■ **Page text**

Mussel Shoals
31 May 2024
3614 North Jackson Highway is in the poor area of a poor town in Northern Alabama. Pavements are crumbling, there’s a rusting Airstream caravan and the prevailing whiff is like the stairwell at an NCP car park.
I’m crammed into the vestibule of a squat, concrete, former coffin showroom with nineteen others, waiting for a tour of the legendary Mussel Shoals Sound Studio.
You might not know of Mussel Shoals but it has contributed to the soundtrack of your life as you will have hummed along to innumerable songs crafted in this unprepossessing building. This group of twenty I’m part of, along with the one before it, and the four others today are interested to find out what makes it so special.
A former studio manager, Tayler, is our host for the tour. He explains how, after a rent disagreement in 1979, the studio had moved elsewhere. The building was then used as storage space for an electrical retailer and had fallen into disrepair. It was then bought for a song (sorry) in 2013 by the foundation that now owns it. This coincided with the release of a documentary, seen by Andre Romell Young, better known professionally as Dr. Dre, an American record producer, rapper and headphone mogul.
Appalled that an important chapter in popular music’s history was in danger of being erased, Young dispatched lawyers to Alabama to offer a $1 million grant for the restoration of the studio. The proviso was it had to be returned precisely to as it was in 1979, right down to a horrible, orange shag-pile carpet in the ‘secret’ room.
This is accessed through a door, concealed in the naff wood paneling in the basement, and served as an illegal bar for thirsty musicians as the county was dry in the 1960s and 70s.
The majority of the tour is in the studio itself. Tayler points out photographs, instruments and other features while recanting a stream of anecdotes and reminiscences about the cast of characters.
He pauses only to reflect when the person he’s talking about has died. About only one is he taciturn: Bob Dylan. “Small. Very quiet. Strange”, is all he has to say.
Artists gravitated to Mussel Shoals for one or more of three specific reasons, and one general one.
First, the four extraordinarily talented musicians who founded the studio were available for hire and could play in any style and deliver exceptional results, quickly.
Second, the unique sound of the space where the recording took place. This is a product of using a room intended to show off pine boxes rather than make music and made-good with cheap, off-cut materials to dampen echoes, and the sound of the frequent Alabama rain, pounding on the tin roof. Implausibly, this resulted in a unique sonic thumb-print that resonates subliminally with millions of people.
Lastly, the ‘desk’ used to mix final versions of recordings just had a particular tone to it, compared to others of the same model and vintage. This too has been restored so it sounds just as it did 45 years ago, and contemporary artists still flock to use it. Only last week, a Dutch heavy metal band was here, says Tayler, barely concealing a wince.

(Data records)

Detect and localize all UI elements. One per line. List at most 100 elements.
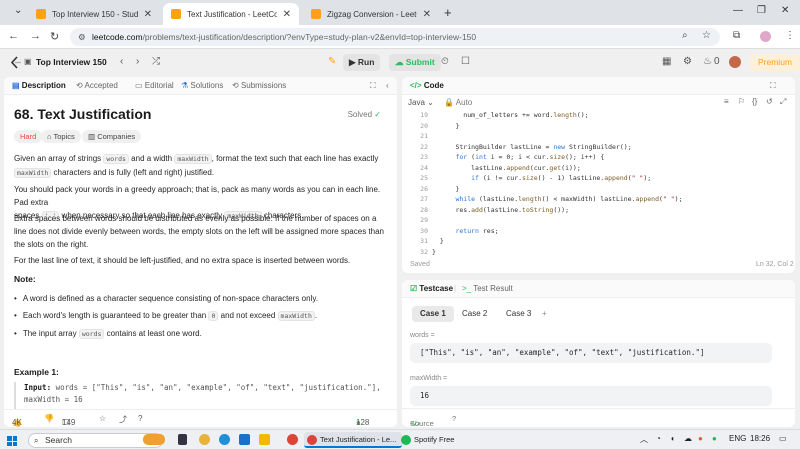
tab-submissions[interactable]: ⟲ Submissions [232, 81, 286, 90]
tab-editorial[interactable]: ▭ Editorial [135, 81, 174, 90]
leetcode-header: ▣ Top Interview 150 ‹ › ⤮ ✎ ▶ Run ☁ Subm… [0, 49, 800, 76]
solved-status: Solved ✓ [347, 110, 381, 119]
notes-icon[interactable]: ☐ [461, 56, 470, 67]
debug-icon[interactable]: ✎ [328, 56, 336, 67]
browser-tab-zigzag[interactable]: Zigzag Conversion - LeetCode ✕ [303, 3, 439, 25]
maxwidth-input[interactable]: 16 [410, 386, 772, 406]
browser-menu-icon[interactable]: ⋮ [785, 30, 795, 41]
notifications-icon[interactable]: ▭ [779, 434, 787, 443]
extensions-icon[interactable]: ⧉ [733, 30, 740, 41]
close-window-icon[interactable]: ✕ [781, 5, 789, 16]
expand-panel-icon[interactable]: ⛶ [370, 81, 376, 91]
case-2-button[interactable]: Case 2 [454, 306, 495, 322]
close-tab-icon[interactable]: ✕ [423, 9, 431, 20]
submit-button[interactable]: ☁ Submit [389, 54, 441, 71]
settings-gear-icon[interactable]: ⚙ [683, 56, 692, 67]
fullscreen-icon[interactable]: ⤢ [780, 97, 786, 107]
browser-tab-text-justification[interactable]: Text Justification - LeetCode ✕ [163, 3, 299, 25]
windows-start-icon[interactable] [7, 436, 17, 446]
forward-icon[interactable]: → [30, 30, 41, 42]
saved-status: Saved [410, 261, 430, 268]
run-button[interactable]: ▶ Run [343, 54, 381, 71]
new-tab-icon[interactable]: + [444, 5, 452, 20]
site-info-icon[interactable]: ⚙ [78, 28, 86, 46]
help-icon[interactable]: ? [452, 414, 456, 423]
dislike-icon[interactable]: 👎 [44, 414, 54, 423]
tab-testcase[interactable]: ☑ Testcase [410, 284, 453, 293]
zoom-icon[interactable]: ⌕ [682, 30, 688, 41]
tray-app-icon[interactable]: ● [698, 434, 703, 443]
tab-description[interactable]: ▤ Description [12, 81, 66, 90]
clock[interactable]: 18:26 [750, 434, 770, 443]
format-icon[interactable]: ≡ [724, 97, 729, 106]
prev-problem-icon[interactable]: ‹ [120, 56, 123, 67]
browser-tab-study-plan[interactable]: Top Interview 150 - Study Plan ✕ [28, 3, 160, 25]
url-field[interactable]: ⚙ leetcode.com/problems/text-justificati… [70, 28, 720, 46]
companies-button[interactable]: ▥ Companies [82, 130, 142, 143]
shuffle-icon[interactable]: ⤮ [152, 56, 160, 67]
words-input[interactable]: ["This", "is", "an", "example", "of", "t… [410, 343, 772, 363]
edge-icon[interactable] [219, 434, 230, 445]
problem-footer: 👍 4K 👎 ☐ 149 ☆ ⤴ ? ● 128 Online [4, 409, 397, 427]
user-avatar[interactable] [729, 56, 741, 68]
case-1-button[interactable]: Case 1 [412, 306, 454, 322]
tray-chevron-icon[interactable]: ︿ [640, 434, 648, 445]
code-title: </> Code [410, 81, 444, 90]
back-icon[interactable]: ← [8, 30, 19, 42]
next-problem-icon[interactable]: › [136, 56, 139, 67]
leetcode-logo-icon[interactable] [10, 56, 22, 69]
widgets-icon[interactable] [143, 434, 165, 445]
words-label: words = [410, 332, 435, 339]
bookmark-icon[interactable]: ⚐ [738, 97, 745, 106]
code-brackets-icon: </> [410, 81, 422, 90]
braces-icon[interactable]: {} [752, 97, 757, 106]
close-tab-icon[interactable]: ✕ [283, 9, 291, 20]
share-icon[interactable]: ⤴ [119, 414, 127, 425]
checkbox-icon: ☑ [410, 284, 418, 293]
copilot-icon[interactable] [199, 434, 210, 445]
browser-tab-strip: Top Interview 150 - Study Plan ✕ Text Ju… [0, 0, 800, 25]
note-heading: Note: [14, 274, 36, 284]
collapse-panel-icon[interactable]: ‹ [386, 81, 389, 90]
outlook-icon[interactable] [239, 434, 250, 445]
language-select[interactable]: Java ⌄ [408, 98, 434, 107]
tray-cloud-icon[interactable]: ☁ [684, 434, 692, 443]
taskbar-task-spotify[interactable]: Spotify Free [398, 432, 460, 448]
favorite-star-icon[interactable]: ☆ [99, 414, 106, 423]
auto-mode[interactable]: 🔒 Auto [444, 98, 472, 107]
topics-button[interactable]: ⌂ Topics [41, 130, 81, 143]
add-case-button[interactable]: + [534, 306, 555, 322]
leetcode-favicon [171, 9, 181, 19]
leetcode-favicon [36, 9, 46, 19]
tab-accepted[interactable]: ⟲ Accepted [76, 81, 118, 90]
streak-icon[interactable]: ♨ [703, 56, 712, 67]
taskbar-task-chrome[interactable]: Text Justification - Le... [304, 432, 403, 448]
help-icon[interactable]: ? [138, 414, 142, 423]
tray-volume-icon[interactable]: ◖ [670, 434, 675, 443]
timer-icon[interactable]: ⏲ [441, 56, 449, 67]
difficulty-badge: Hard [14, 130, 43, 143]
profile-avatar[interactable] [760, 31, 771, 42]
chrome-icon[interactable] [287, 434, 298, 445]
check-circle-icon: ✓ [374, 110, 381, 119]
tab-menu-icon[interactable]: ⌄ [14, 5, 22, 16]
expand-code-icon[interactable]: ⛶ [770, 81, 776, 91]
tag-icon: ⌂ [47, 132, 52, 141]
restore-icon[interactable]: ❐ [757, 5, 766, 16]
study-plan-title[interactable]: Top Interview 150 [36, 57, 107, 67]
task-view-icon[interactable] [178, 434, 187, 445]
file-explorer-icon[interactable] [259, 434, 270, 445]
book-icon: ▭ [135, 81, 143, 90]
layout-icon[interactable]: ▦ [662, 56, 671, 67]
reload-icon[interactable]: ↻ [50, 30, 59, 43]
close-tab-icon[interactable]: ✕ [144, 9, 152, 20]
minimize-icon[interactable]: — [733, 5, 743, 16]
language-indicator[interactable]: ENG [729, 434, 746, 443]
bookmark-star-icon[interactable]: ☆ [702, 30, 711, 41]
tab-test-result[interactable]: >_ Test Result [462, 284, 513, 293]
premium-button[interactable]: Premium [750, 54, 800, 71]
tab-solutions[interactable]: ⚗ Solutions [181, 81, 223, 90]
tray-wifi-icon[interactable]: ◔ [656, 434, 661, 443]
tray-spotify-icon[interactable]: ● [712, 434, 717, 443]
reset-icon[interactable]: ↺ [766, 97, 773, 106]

* * *

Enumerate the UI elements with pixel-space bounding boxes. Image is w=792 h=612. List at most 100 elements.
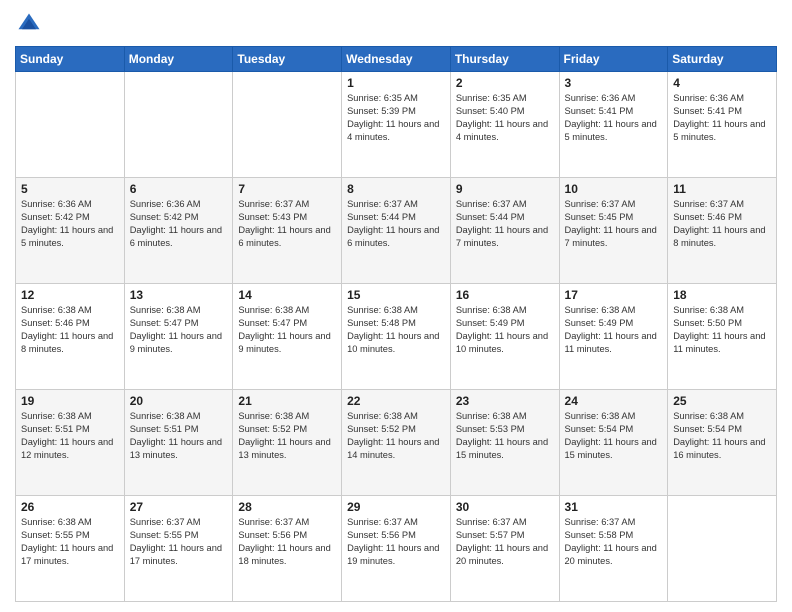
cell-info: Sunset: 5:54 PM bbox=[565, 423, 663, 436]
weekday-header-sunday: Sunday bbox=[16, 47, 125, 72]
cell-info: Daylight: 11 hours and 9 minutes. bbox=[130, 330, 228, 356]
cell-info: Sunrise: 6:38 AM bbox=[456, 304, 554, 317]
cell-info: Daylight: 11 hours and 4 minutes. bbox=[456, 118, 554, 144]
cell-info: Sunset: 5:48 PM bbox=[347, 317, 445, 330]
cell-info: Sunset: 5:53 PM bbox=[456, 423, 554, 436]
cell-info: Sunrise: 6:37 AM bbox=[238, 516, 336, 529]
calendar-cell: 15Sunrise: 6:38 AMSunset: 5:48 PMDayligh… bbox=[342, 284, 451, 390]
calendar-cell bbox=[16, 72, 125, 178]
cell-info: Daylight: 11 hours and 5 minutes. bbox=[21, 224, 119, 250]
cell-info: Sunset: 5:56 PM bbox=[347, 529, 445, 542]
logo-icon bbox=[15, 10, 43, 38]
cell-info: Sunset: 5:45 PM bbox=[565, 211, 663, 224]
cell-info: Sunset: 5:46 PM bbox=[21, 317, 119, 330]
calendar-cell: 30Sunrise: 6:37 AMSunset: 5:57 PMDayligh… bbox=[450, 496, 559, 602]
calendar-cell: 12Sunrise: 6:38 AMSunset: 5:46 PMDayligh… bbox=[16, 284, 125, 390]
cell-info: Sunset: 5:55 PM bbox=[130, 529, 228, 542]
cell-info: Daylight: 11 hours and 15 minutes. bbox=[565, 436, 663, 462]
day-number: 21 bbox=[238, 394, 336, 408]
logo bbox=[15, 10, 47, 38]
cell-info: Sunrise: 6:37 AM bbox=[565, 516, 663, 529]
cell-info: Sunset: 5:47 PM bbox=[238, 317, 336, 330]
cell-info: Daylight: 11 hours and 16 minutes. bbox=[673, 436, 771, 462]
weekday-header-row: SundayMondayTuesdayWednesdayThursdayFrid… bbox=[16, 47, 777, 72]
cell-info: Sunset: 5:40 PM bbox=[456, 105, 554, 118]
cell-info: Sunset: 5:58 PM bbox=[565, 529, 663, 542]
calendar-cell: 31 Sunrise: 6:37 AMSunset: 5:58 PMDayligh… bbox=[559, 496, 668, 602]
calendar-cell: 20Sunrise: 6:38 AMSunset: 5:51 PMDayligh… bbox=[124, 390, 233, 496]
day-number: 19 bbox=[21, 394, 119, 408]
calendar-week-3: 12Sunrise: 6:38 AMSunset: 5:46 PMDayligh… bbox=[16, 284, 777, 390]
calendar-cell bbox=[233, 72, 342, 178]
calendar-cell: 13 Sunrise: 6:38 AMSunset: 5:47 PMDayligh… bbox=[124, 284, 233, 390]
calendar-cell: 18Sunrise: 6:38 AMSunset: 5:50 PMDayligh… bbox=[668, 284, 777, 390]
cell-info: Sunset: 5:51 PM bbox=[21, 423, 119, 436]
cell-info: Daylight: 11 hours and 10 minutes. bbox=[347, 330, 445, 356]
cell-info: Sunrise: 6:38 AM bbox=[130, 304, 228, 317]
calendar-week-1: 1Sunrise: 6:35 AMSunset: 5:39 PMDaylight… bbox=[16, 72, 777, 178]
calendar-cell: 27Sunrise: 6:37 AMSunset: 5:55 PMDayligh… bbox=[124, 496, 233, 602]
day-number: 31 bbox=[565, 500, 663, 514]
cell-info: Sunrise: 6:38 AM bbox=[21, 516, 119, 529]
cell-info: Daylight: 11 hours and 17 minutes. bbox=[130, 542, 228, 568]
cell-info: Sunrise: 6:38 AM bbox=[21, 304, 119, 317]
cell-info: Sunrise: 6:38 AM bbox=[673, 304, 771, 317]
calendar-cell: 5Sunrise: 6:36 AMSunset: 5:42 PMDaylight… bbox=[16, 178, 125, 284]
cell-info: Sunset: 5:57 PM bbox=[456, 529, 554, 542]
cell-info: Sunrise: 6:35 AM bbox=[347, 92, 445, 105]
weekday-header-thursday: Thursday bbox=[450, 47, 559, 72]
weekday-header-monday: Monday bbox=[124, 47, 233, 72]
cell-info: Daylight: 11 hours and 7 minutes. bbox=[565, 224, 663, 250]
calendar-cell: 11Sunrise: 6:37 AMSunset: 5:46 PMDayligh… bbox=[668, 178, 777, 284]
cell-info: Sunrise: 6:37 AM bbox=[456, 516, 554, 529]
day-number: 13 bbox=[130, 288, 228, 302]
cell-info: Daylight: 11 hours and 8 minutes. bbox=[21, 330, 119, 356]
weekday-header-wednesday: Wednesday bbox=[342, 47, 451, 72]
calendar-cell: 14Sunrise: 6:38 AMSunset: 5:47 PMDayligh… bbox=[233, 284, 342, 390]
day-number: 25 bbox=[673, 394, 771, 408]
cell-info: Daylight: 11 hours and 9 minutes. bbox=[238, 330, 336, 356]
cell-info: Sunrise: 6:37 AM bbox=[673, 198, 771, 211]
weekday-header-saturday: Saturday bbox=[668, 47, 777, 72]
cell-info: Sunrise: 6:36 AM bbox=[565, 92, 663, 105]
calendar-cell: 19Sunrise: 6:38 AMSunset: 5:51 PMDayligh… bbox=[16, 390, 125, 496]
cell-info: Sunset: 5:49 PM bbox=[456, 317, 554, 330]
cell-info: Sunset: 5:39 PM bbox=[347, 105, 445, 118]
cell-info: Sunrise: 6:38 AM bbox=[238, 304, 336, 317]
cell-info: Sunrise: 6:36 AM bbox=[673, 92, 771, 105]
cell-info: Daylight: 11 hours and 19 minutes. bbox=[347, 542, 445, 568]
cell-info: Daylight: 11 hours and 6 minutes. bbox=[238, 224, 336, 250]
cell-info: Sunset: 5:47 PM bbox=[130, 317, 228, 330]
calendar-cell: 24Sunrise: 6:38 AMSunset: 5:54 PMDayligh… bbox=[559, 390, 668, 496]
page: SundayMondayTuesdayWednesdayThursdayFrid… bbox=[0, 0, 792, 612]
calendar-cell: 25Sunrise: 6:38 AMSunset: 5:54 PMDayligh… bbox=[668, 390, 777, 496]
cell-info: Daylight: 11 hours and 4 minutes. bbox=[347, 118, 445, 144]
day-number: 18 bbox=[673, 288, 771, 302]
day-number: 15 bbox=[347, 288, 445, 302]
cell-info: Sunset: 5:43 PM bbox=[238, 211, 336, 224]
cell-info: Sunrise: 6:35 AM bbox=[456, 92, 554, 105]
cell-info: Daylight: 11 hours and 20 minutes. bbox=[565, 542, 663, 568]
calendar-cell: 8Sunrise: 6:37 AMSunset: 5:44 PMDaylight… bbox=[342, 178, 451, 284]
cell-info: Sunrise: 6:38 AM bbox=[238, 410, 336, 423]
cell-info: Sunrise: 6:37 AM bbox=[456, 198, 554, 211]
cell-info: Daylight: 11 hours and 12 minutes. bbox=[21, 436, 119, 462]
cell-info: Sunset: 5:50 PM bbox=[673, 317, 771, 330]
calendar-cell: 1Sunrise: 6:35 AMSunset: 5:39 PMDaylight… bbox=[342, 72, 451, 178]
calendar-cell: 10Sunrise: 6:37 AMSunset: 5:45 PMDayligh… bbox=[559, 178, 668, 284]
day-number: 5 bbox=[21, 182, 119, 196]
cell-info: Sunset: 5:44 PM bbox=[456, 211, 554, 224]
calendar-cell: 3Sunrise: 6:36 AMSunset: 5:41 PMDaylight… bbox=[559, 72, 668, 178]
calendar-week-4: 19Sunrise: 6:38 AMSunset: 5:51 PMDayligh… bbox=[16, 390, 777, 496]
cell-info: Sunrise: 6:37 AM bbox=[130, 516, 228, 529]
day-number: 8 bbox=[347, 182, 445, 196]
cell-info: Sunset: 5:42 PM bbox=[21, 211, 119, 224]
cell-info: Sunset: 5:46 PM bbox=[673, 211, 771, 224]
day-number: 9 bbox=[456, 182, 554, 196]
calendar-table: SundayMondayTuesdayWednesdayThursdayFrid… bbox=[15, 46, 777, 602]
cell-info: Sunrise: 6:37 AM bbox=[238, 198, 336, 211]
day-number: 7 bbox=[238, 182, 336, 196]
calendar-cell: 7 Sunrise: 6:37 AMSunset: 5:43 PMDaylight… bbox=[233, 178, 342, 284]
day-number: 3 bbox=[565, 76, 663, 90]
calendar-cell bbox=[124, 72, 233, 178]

■ **Work to do**
Please copy down the Mussel Shoals text word for word, starting with the words "Second, the unique" and stopping after "millions of people.".

■ **Exercise output**
Second, the unique sound of the space where the recording took place. This is a product of using a room intended to show off pine boxes rather than make music and made-good with cheap, off-cut materials to dampen echoes, and the sound of the frequent Alabama rain, pounding on the tin roof. Implausibly, this resulted in a unique sonic thumb-print that resonates subliminally with millions of people.